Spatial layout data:
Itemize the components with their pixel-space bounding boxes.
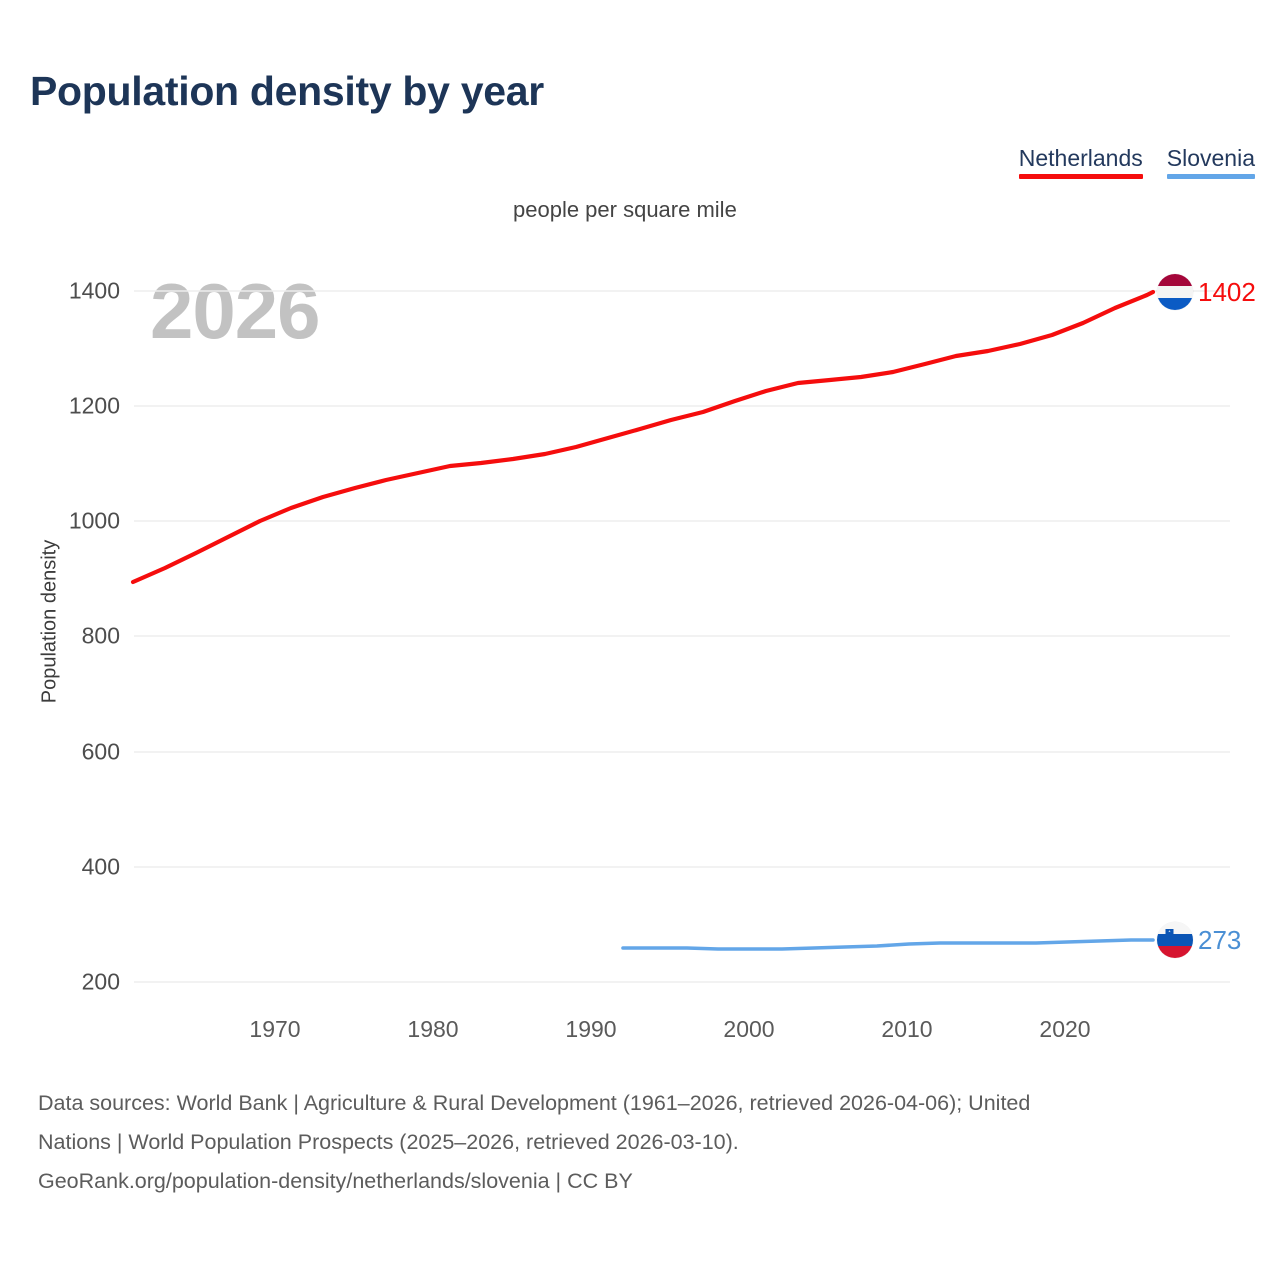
ytick-label-400: 400 [82, 854, 120, 881]
xtick-label-1980: 1980 [407, 1016, 458, 1043]
footer-line-2: Nations | World Population Prospects (20… [38, 1123, 1268, 1162]
footer-line-1: Data sources: World Bank | Agriculture &… [38, 1084, 1268, 1123]
gridlines [134, 291, 1230, 982]
endpoint-slovenia: 273 [1157, 922, 1241, 958]
xtick-label-1990: 1990 [565, 1016, 616, 1043]
ytick-label-200: 200 [82, 969, 120, 996]
endpoint-value-netherlands: 1402 [1198, 279, 1256, 305]
slovenia-flag-icon [1157, 922, 1193, 958]
series-line-slovenia [623, 940, 1153, 949]
yaxis-title: Population density [39, 512, 62, 732]
endpoint-value-slovenia: 273 [1198, 927, 1241, 953]
chart-plot-area: 2026 1400 1200 1000 800 600 400 200 1970… [0, 0, 1280, 1060]
xtick-label-2020: 2020 [1039, 1016, 1090, 1043]
ytick-label-1200: 1200 [69, 393, 120, 420]
ytick-label-1400: 1400 [69, 278, 120, 305]
ytick-label-600: 600 [82, 739, 120, 766]
series-line-netherlands [133, 292, 1153, 582]
footer-line-3: GeoRank.org/population-density/netherlan… [38, 1162, 1268, 1201]
xtick-label-2010: 2010 [881, 1016, 932, 1043]
endpoint-netherlands: 1402 [1157, 274, 1256, 310]
xtick-label-2000: 2000 [723, 1016, 774, 1043]
netherlands-flag-icon [1157, 274, 1193, 310]
xtick-label-1970: 1970 [249, 1016, 300, 1043]
ytick-label-800: 800 [82, 623, 120, 650]
slovenia-crest-icon [1157, 922, 1193, 958]
chart-canvas [0, 0, 1280, 1060]
ytick-label-1000: 1000 [69, 508, 120, 535]
footer-credits: Data sources: World Bank | Agriculture &… [38, 1084, 1268, 1201]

→ **JOB**: Render every line of the records as a numbered list, skipping blank lines and leaving out the picture.

→ **RESULT FOR THIS TASK**:
1. Itemize the components with their pixel-space bounding boxes.
2. ytick-label-400: 400 [82, 854, 120, 881]
3. xtick-label-1980: 1980 [407, 1016, 458, 1043]
4. footer-line-2: Nations | World Population Prospects (20… [38, 1123, 1268, 1162]
5. footer-line-1: Data sources: World Bank | Agriculture &… [38, 1084, 1268, 1123]
6. gridlines [134, 291, 1230, 982]
7. endpoint-slovenia: 273 [1157, 922, 1241, 958]
8. xtick-label-1990: 1990 [565, 1016, 616, 1043]
9. ytick-label-200: 200 [82, 969, 120, 996]
10. endpoint-value-netherlands: 1402 [1198, 279, 1256, 305]
11. slovenia-flag-icon [1157, 922, 1193, 958]
12. series-line-slovenia [623, 940, 1153, 949]
13. yaxis-title: Population density [39, 512, 62, 732]
14. endpoint-value-slovenia: 273 [1198, 927, 1241, 953]
15. chart-plot-area: 2026 1400 1200 1000 800 600 400 200 1970… [0, 0, 1280, 1060]
16. xtick-label-2020: 2020 [1039, 1016, 1090, 1043]
17. ytick-label-1200: 1200 [69, 393, 120, 420]
18. ytick-label-1400: 1400 [69, 278, 120, 305]
19. ytick-label-600: 600 [82, 739, 120, 766]
20. series-line-netherlands [133, 292, 1153, 582]
21. footer-line-3: GeoRank.org/population-density/netherlan… [38, 1162, 1268, 1201]
22. xtick-label-2010: 2010 [881, 1016, 932, 1043]
23. endpoint-netherlands: 1402 [1157, 274, 1256, 310]
24. xtick-label-2000: 2000 [723, 1016, 774, 1043]
25. netherlands-flag-icon [1157, 274, 1193, 310]
26. xtick-label-1970: 1970 [249, 1016, 300, 1043]
27. ytick-label-800: 800 [82, 623, 120, 650]
28. slovenia-crest-icon [1157, 922, 1193, 958]
29. chart-canvas [0, 0, 1280, 1060]
30. ytick-label-1000: 1000 [69, 508, 120, 535]
31. footer-credits: Data sources: World Bank | Agriculture &… [38, 1084, 1268, 1201]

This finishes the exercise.